Dataset entries:
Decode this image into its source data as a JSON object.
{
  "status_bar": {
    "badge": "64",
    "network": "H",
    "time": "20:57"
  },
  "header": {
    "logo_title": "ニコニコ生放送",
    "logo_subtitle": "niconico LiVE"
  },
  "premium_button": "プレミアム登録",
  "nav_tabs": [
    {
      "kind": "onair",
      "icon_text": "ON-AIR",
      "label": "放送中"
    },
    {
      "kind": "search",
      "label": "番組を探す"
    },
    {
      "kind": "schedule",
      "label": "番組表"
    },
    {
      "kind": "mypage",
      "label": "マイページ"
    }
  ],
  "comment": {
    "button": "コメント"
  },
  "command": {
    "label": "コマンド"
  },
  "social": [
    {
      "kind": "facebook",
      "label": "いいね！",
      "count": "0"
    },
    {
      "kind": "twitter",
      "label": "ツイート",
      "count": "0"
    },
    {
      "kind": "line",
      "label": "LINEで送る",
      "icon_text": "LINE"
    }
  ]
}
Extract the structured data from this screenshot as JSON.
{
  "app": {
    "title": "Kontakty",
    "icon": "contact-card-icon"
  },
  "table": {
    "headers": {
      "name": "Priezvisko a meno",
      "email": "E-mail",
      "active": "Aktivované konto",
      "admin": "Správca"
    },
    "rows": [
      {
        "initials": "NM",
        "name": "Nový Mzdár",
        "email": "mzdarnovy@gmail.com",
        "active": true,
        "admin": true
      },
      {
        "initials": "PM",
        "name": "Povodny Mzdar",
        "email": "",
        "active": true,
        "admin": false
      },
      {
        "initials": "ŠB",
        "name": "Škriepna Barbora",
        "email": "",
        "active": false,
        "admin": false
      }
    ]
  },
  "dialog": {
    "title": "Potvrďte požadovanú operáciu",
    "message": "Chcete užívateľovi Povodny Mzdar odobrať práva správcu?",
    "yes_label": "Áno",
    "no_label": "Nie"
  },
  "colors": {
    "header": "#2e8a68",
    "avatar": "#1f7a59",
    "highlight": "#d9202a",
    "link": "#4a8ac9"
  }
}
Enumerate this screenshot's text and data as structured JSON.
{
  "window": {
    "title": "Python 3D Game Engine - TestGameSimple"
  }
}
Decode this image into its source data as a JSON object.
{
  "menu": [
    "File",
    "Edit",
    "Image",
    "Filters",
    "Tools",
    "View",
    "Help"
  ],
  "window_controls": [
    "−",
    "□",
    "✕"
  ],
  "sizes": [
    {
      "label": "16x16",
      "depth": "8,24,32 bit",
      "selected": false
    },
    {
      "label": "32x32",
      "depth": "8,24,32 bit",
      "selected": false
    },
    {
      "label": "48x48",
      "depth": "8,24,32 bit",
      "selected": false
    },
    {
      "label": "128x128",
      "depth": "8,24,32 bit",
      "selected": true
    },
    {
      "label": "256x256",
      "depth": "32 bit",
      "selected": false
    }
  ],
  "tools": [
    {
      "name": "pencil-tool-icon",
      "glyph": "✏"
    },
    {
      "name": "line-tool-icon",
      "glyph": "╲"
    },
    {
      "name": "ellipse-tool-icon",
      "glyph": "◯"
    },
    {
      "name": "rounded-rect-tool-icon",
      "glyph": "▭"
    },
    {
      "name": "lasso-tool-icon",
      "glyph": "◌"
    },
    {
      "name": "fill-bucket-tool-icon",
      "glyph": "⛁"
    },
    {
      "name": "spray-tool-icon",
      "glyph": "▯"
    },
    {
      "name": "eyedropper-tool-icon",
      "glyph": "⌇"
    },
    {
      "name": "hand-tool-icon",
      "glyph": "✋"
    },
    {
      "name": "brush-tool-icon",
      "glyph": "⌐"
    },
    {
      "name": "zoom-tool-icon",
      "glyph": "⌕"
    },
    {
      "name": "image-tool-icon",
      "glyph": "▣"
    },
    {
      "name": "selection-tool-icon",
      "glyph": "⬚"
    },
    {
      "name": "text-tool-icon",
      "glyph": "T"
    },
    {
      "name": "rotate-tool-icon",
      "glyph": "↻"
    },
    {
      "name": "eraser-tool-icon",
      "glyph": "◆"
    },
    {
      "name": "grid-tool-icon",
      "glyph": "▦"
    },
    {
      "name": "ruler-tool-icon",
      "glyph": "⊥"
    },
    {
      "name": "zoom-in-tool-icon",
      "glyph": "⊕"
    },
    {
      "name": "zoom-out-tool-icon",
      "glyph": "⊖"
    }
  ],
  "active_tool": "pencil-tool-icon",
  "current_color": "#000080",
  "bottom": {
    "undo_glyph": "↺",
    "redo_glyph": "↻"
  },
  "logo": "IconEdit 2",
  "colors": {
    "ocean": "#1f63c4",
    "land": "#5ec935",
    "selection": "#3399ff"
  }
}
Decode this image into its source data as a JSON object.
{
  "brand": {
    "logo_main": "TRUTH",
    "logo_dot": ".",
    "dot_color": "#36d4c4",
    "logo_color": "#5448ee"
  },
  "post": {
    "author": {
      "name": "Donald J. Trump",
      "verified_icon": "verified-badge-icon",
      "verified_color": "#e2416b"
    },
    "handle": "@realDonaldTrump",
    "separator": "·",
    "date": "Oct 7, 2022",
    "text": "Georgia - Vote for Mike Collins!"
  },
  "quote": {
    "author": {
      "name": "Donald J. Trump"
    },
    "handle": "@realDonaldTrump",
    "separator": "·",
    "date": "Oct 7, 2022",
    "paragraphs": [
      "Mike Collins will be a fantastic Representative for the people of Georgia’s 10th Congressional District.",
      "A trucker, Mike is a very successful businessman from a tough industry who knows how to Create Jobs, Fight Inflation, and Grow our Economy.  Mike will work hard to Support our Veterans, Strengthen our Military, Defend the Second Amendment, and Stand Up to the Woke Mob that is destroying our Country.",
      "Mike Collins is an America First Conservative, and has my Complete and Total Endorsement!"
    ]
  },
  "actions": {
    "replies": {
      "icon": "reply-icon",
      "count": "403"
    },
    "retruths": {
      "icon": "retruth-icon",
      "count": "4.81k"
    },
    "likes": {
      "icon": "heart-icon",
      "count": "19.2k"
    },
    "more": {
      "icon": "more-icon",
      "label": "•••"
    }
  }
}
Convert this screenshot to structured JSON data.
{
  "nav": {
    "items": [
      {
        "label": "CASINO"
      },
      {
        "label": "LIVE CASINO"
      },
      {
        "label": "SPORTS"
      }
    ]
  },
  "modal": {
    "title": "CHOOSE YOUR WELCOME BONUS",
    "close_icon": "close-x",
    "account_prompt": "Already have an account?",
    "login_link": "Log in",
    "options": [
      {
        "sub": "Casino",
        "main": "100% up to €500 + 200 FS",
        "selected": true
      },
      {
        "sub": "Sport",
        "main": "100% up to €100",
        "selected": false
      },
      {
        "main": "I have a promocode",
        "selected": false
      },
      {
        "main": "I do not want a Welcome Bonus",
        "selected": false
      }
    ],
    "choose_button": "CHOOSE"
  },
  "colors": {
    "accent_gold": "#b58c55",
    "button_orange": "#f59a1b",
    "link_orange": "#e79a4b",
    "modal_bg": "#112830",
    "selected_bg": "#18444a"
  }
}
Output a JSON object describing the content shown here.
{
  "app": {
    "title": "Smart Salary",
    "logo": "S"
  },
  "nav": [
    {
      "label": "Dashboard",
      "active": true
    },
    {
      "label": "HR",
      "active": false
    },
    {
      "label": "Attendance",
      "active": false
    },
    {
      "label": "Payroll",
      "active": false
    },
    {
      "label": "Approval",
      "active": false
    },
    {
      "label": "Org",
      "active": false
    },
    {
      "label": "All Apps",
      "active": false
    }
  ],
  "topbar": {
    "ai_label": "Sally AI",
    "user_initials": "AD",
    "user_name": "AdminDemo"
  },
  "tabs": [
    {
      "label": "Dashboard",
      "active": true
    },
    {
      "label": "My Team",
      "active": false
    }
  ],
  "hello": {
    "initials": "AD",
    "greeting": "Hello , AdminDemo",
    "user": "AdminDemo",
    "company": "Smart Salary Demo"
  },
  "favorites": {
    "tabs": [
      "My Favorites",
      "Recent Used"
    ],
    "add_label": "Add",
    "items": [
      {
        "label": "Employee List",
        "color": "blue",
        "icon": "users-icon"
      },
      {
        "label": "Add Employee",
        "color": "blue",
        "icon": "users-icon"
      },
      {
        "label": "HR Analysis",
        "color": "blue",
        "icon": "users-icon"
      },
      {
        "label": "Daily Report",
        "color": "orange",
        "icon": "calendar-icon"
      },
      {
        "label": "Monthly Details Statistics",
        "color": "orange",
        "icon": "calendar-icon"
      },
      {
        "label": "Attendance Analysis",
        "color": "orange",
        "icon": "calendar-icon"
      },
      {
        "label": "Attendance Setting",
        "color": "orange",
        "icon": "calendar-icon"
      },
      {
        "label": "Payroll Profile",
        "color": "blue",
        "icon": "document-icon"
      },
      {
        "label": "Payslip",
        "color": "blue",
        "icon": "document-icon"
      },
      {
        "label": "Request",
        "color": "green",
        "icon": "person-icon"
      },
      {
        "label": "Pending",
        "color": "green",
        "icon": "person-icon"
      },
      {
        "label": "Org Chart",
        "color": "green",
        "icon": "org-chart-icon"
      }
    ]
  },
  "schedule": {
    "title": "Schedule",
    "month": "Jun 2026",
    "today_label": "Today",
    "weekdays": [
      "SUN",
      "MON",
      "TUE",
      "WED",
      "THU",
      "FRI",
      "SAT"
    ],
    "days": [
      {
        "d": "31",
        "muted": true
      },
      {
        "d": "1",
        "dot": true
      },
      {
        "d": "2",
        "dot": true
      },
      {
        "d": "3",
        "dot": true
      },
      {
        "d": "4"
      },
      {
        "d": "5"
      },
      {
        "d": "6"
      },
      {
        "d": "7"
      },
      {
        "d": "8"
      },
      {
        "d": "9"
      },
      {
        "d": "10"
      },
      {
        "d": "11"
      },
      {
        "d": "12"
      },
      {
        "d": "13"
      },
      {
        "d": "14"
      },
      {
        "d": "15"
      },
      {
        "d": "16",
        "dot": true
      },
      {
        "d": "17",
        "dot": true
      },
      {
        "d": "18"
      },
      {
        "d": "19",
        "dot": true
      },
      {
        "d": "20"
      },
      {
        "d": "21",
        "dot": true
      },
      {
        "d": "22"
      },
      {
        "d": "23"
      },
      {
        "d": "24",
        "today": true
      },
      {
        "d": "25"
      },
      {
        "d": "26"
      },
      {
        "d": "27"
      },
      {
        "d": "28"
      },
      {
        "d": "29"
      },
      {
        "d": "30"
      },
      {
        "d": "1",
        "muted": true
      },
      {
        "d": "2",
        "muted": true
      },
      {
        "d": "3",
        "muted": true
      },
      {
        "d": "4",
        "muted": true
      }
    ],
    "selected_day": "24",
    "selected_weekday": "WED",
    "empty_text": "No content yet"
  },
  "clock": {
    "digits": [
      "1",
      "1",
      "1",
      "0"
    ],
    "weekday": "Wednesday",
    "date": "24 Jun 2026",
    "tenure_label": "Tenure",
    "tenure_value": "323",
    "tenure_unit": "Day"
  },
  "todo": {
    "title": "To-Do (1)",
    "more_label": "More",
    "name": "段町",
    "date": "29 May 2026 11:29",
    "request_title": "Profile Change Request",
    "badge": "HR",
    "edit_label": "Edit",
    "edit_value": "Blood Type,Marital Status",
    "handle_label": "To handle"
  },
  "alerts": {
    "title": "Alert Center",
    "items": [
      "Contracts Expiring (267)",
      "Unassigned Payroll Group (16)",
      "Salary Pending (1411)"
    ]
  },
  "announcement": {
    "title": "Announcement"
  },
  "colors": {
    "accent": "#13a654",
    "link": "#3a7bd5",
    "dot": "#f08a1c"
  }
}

What you have to do: Which lines hold the word "Request"? Return all of them from the records above.

In response:
        "label": "Request",
    "request_title": "Profile Change Request",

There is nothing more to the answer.